### GIVEN TASK
Find how many lines in the material contain "환경장관은"; your answer should be that number alone.

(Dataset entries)
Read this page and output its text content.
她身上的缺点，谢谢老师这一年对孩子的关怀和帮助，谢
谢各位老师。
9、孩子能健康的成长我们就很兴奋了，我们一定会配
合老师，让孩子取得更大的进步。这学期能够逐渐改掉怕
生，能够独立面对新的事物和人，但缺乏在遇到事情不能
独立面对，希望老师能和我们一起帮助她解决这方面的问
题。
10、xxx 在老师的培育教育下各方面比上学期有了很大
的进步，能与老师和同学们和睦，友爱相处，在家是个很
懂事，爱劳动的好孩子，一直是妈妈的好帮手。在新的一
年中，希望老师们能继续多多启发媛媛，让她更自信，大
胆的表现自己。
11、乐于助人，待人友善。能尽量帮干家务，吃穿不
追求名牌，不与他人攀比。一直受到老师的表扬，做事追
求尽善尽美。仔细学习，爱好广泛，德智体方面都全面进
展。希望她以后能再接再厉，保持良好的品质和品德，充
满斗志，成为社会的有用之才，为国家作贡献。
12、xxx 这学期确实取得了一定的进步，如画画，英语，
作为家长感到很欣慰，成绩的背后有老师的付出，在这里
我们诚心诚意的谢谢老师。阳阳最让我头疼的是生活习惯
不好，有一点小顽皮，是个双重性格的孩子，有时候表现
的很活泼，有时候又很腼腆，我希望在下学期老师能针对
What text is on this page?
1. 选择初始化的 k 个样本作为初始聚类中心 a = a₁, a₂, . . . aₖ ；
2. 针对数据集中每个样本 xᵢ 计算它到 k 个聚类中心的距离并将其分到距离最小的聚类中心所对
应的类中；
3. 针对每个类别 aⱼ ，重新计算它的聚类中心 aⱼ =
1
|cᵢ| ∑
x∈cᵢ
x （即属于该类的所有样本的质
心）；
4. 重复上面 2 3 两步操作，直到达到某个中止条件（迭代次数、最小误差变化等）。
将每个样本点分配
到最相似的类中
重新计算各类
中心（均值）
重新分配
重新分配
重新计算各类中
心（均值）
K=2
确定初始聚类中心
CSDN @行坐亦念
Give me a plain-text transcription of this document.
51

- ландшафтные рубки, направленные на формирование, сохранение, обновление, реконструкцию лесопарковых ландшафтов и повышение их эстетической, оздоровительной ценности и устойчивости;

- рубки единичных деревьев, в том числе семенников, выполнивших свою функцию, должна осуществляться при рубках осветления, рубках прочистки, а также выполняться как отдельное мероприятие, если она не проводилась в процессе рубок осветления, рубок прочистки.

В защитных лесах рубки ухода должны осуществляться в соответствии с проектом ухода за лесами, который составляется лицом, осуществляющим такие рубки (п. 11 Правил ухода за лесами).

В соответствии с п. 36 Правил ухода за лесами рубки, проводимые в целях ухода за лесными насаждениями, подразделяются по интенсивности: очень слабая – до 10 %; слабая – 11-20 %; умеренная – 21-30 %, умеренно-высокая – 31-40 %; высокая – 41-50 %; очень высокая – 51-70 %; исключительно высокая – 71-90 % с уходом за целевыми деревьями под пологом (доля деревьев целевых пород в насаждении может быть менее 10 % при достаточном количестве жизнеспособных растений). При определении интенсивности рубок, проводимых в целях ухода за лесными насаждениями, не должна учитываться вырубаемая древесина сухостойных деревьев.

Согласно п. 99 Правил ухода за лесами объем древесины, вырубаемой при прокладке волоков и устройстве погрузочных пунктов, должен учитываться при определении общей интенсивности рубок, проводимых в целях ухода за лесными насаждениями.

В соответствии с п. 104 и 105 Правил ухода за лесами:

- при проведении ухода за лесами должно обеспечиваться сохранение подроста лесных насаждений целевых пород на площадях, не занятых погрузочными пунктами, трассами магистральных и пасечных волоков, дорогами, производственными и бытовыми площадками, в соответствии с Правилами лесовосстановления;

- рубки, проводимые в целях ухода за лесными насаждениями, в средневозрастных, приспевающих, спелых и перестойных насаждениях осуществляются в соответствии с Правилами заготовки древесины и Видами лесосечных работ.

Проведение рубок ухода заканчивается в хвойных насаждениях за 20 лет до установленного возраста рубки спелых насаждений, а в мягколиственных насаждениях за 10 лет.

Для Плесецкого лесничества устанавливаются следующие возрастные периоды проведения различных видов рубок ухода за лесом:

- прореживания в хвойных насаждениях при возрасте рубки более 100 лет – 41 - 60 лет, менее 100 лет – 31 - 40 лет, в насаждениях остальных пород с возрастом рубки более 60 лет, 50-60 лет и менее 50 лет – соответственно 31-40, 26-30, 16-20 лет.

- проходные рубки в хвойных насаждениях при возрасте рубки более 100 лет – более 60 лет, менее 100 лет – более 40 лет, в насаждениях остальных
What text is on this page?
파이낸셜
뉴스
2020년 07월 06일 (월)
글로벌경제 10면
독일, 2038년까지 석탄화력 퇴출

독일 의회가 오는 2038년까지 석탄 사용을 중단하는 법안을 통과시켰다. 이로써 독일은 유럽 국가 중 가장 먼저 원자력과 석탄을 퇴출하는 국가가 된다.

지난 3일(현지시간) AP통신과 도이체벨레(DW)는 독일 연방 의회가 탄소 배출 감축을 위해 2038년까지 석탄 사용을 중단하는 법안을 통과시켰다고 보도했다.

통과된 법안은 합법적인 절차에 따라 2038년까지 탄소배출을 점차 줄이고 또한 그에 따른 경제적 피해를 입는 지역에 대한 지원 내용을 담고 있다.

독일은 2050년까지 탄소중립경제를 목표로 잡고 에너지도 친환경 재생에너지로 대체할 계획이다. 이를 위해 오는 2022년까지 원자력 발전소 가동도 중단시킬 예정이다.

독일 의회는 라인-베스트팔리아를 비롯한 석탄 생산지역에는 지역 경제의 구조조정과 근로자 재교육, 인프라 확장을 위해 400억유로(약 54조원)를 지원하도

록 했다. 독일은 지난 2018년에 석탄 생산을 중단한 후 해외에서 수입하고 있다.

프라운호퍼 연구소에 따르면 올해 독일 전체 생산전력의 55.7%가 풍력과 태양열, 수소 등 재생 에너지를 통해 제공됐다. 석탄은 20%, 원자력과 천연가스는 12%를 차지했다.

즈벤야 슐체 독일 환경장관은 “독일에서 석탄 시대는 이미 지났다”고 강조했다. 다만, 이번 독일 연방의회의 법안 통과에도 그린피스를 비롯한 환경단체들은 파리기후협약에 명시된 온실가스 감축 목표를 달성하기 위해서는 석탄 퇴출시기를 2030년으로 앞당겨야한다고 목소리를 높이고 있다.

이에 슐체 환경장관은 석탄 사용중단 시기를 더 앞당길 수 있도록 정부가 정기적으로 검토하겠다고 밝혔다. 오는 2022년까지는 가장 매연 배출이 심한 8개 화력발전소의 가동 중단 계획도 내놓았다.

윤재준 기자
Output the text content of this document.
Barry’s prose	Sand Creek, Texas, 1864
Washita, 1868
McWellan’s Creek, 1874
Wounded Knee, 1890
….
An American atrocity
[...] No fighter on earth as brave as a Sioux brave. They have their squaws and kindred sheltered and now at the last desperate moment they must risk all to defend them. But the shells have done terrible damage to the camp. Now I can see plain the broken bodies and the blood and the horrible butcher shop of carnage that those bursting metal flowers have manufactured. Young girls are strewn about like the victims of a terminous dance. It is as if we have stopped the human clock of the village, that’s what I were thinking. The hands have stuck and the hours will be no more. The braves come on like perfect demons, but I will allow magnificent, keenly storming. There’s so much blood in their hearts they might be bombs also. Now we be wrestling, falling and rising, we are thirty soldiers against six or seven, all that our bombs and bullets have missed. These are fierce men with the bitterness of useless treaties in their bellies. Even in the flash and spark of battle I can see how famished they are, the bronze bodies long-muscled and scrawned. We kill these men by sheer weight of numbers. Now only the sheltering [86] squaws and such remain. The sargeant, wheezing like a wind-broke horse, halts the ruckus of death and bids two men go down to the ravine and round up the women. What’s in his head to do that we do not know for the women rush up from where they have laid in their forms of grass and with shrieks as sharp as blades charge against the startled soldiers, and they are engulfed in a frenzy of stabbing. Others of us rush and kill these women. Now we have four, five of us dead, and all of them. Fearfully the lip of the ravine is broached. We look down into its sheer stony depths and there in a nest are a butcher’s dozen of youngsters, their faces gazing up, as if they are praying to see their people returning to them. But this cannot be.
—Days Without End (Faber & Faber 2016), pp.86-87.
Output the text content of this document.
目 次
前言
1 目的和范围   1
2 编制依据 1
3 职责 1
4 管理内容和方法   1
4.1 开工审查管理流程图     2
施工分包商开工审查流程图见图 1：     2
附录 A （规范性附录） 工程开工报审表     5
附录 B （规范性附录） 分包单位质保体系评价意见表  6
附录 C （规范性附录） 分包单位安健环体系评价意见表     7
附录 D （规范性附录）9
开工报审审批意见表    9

### EXERCISE RESPONSE
2